◆ **What needs to be done**
Leave out the pictures and copy every record exactly.

(Collected data)
** START **

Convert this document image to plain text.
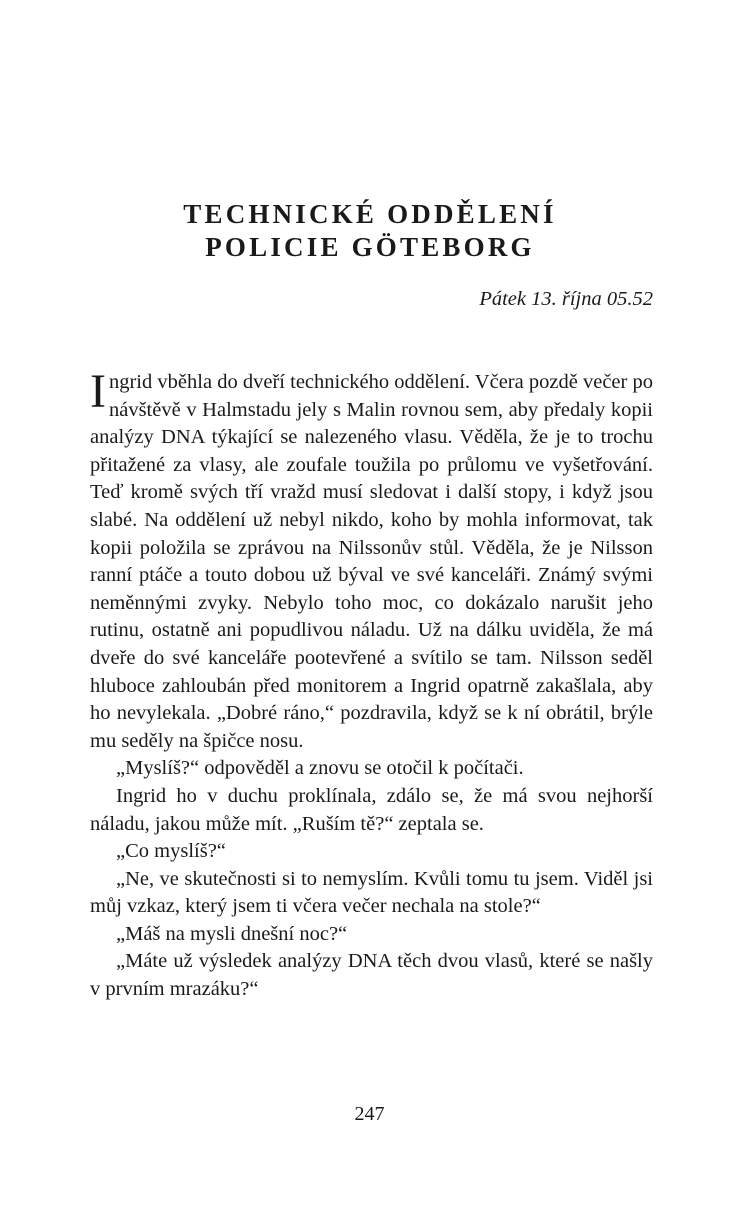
TECHNICKÉ ODDĚLENÍ
POLICIE GÖTEBORG
Pátek 13. října 05.52

Ingrid vběhla do dveří technického oddělení. Včera pozdě večer po návštěvě v Halmstadu jely s Malin rovnou sem, aby předaly kopii analýzy DNA týkající se nalezeného vlasu. Věděla, že je to trochu přitažené za vlasy, ale zoufale toužila po průlomu ve vyšetřování. Teď kromě svých tří vražd musí sledovat i další stopy, i když jsou slabé. Na oddělení už nebyl nikdo, koho by mohla informovat, tak kopii položila se zprávou na Nilssonův stůl. Věděla, že je Nilsson ranní ptáče a touto dobou už býval ve své kanceláři. Známý svými neměnnými zvyky. Nebylo toho moc, co dokázalo narušit jeho rutinu, ostatně ani popudlivou náladu. Už na dálku uviděla, že má dveře do své kanceláře pootevřené a svítilo se tam. Nilsson seděl hluboce zahloubán před monitorem a Ingrid opatrně zakašlala, aby ho nevylekala. „Dobré ráno,“ pozdravila, když se k ní obrátil, brýle mu seděly na špičce nosu.

„Myslíš?“ odpověděl a znovu se otočil k počítači.

Ingrid ho v duchu proklínala, zdálo se, že má svou nejhorší náladu, jakou může mít. „Ruším tě?“ zeptala se.

„Co myslíš?“

„Ne, ve skutečnosti si to nemyslím. Kvůli tomu tu jsem. Viděl jsi můj vzkaz, který jsem ti včera večer nechala na stole?“

„Máš na mysli dnešní noc?“

„Máte už výsledek analýzy DNA těch dvou vlasů, které se našly v prvním mrazáku?“

247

** END **

◆ **Worked solution**
Convert this document image to plain text.
TECHNICKÉ ODDĚLENÍ
POLICIE GÖTEBORG
Pátek 13. října 05.52

Ingrid vběhla do dveří technického oddělení. Včera pozdě večer po návštěvě v Halmstadu jely s Malin rovnou sem, aby předaly kopii analýzy DNA týkající se nalezeného vlasu. Věděla, že je to trochu přitažené za vlasy, ale zoufale toužila po průlomu ve vyšetřování. Teď kromě svých tří vražd musí sledovat i další stopy, i když jsou slabé. Na oddělení už nebyl nikdo, koho by mohla informovat, tak kopii položila se zprávou na Nilssonův stůl. Věděla, že je Nilsson ranní ptáče a touto dobou už býval ve své kanceláři. Známý svými neměnnými zvyky. Nebylo toho moc, co dokázalo narušit jeho rutinu, ostatně ani popudlivou náladu. Už na dálku uviděla, že má dveře do své kanceláře pootevřené a svítilo se tam. Nilsson seděl hluboce zahloubán před monitorem a Ingrid opatrně zakašlala, aby ho nevylekala. „Dobré ráno,“ pozdravila, když se k ní obrátil, brýle mu seděly na špičce nosu.

„Myslíš?“ odpověděl a znovu se otočil k počítači.

Ingrid ho v duchu proklínala, zdálo se, že má svou nejhorší náladu, jakou může mít. „Ruším tě?“ zeptala se.

„Co myslíš?“

„Ne, ve skutečnosti si to nemyslím. Kvůli tomu tu jsem. Viděl jsi můj vzkaz, který jsem ti včera večer nechala na stole?“

„Máš na mysli dnešní noc?“

„Máte už výsledek analýzy DNA těch dvou vlasů, které se našly v prvním mrazáku?“

247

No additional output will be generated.